━━ GIVEN RECORDS ━━

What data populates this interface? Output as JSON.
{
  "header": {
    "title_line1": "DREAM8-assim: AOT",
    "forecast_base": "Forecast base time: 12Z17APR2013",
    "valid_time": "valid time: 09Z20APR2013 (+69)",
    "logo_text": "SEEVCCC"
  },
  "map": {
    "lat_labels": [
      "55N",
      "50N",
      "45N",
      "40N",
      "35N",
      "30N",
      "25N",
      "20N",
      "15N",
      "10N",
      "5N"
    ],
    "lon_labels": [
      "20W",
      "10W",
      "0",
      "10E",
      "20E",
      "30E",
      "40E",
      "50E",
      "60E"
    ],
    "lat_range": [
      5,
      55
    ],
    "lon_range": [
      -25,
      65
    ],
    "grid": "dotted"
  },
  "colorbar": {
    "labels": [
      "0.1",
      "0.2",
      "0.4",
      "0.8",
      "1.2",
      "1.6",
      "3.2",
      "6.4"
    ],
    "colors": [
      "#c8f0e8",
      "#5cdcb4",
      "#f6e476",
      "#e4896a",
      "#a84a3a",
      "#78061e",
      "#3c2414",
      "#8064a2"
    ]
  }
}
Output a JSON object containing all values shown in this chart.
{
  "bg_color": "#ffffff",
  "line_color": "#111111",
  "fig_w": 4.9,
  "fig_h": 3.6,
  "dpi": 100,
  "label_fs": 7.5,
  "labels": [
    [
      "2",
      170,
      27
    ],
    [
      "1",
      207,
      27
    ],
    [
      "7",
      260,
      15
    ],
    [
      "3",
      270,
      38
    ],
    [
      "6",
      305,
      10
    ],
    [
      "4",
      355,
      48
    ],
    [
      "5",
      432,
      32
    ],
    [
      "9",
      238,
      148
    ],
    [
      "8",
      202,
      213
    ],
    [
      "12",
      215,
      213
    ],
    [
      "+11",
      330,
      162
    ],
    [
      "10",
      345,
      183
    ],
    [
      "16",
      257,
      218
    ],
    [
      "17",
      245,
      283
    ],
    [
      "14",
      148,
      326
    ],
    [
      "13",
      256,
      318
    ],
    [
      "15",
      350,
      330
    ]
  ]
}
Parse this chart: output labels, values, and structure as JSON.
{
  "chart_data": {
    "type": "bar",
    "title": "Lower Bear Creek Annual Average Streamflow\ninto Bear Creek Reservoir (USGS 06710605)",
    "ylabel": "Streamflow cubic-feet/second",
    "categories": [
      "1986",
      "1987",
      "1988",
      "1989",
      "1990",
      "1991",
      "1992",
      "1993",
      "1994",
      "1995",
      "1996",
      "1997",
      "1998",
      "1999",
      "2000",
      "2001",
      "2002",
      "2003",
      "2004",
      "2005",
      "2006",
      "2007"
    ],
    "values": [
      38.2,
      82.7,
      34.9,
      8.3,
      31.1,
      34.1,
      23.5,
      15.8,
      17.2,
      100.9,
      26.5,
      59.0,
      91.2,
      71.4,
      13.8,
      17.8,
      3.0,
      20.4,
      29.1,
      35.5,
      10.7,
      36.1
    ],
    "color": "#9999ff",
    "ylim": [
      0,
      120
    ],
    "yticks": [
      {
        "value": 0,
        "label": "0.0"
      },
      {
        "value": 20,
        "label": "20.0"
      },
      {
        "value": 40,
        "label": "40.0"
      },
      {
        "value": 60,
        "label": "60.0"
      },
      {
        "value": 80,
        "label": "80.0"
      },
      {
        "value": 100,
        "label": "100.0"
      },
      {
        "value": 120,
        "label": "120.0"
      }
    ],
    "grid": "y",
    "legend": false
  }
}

━━━

-- WHAT THE EXERCISE ASKS --
Restate each of the entries above verbatim.

-- SOLUTION TO THE PROBLEM --
What data populates this interface? Output as JSON.
{
  "header": {
    "title_line1": "DREAM8-assim: AOT",
    "forecast_base": "Forecast base time: 12Z17APR2013",
    "valid_time": "valid time: 09Z20APR2013 (+69)",
    "logo_text": "SEEVCCC"
  },
  "map": {
    "lat_labels": [
      "55N",
      "50N",
      "45N",
      "40N",
      "35N",
      "30N",
      "25N",
      "20N",
      "15N",
      "10N",
      "5N"
    ],
    "lon_labels": [
      "20W",
      "10W",
      "0",
      "10E",
      "20E",
      "30E",
      "40E",
      "50E",
      "60E"
    ],
    "lat_range": [
      5,
      55
    ],
    "lon_range": [
      -25,
      65
    ],
    "grid": "dotted"
  },
  "colorbar": {
    "labels": [
      "0.1",
      "0.2",
      "0.4",
      "0.8",
      "1.2",
      "1.6",
      "3.2",
      "6.4"
    ],
    "colors": [
      "#c8f0e8",
      "#5cdcb4",
      "#f6e476",
      "#e4896a",
      "#a84a3a",
      "#78061e",
      "#3c2414",
      "#8064a2"
    ]
  }
}
Output a JSON object containing all values shown in this chart.
{
  "bg_color": "#ffffff",
  "line_color": "#111111",
  "fig_w": 4.9,
  "fig_h": 3.6,
  "dpi": 100,
  "label_fs": 7.5,
  "labels": [
    [
      "2",
      170,
      27
    ],
    [
      "1",
      207,
      27
    ],
    [
      "7",
      260,
      15
    ],
    [
      "3",
      270,
      38
    ],
    [
      "6",
      305,
      10
    ],
    [
      "4",
      355,
      48
    ],
    [
      "5",
      432,
      32
    ],
    [
      "9",
      238,
      148
    ],
    [
      "8",
      202,
      213
    ],
    [
      "12",
      215,
      213
    ],
    [
      "+11",
      330,
      162
    ],
    [
      "10",
      345,
      183
    ],
    [
      "16",
      257,
      218
    ],
    [
      "17",
      245,
      283
    ],
    [
      "14",
      148,
      326
    ],
    [
      "13",
      256,
      318
    ],
    [
      "15",
      350,
      330
    ]
  ]
}
Parse this chart: output labels, values, and structure as JSON.
{
  "chart_data": {
    "type": "bar",
    "title": "Lower Bear Creek Annual Average Streamflow\ninto Bear Creek Reservoir (USGS 06710605)",
    "ylabel": "Streamflow cubic-feet/second",
    "categories": [
      "1986",
      "1987",
      "1988",
      "1989",
      "1990",
      "1991",
      "1992",
      "1993",
      "1994",
      "1995",
      "1996",
      "1997",
      "1998",
      "1999",
      "2000",
      "2001",
      "2002",
      "2003",
      "2004",
      "2005",
      "2006",
      "2007"
    ],
    "values": [
      38.2,
      82.7,
      34.9,
      8.3,
      31.1,
      34.1,
      23.5,
      15.8,
      17.2,
      100.9,
      26.5,
      59.0,
      91.2,
      71.4,
      13.8,
      17.8,
      3.0,
      20.4,
      29.1,
      35.5,
      10.7,
      36.1
    ],
    "color": "#9999ff",
    "ylim": [
      0,
      120
    ],
    "yticks": [
      {
        "value": 0,
        "label": "0.0"
      },
      {
        "value": 20,
        "label": "20.0"
      },
      {
        "value": 40,
        "label": "40.0"
      },
      {
        "value": 60,
        "label": "60.0"
      },
      {
        "value": 80,
        "label": "80.0"
      },
      {
        "value": 100,
        "label": "100.0"
      },
      {
        "value": 120,
        "label": "120.0"
      }
    ],
    "grid": "y",
    "legend": false
  }
}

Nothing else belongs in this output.